**Set exercise:** Transcribe all of the material below word for word and leave out its pictures.
________________________
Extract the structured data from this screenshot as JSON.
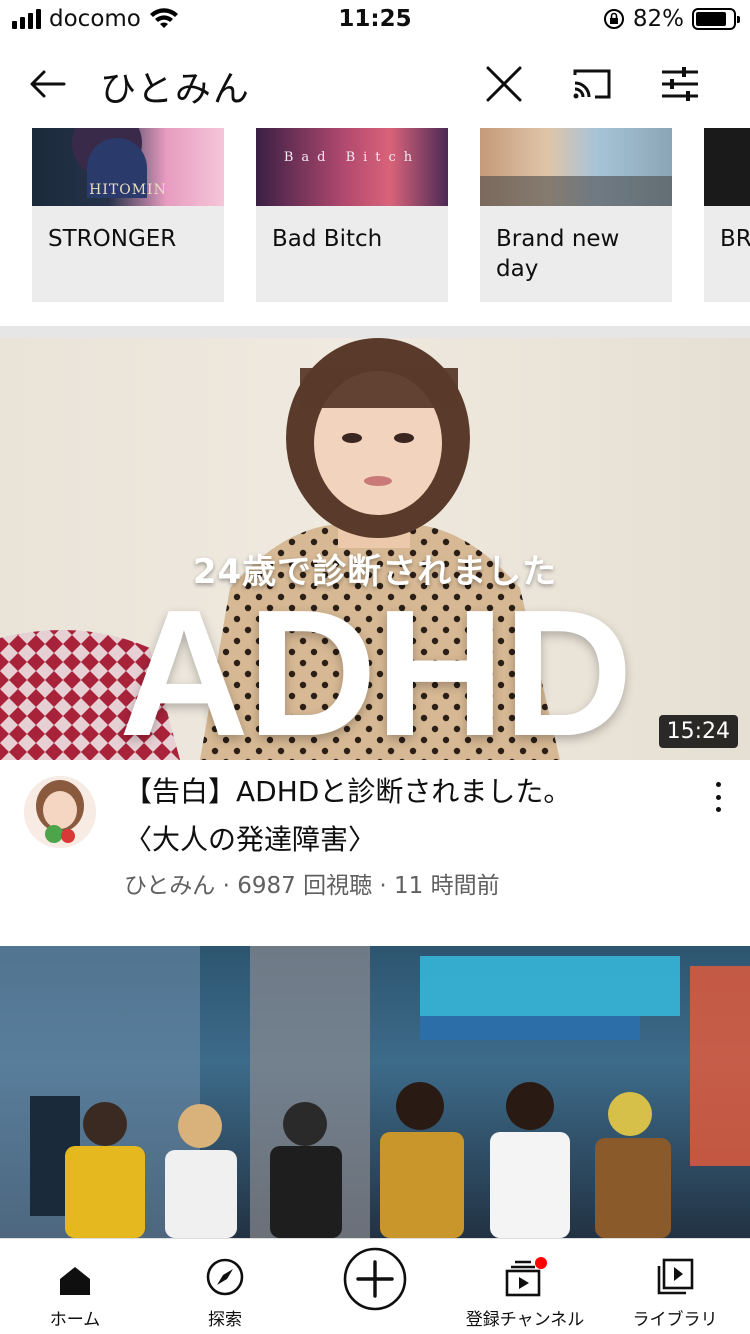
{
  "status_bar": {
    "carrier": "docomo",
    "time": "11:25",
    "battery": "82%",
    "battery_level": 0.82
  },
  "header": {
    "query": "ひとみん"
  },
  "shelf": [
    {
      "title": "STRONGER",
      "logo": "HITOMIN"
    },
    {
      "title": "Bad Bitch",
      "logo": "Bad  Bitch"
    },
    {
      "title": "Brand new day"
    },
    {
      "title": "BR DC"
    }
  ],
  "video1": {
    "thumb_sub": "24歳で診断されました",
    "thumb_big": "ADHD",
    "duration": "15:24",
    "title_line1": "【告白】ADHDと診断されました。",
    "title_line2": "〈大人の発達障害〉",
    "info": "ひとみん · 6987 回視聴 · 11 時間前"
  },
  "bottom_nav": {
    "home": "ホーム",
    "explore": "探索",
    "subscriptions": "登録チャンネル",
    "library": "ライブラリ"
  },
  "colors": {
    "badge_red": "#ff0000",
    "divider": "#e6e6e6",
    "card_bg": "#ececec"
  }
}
________________________
**Response below:**
Extract the structured data from this screenshot as JSON.
{
  "status_bar": {
    "carrier": "docomo",
    "time": "11:25",
    "battery": "82%",
    "battery_level": 0.82
  },
  "header": {
    "query": "ひとみん"
  },
  "shelf": [
    {
      "title": "STRONGER",
      "logo": "HITOMIN"
    },
    {
      "title": "Bad Bitch",
      "logo": "Bad  Bitch"
    },
    {
      "title": "Brand new day"
    },
    {
      "title": "BR DC"
    }
  ],
  "video1": {
    "thumb_sub": "24歳で診断されました",
    "thumb_big": "ADHD",
    "duration": "15:24",
    "title_line1": "【告白】ADHDと診断されました。",
    "title_line2": "〈大人の発達障害〉",
    "info": "ひとみん · 6987 回視聴 · 11 時間前"
  },
  "bottom_nav": {
    "home": "ホーム",
    "explore": "探索",
    "subscriptions": "登録チャンネル",
    "library": "ライブラリ"
  },
  "colors": {
    "badge_red": "#ff0000",
    "divider": "#e6e6e6",
    "card_bg": "#ececec"
  }
}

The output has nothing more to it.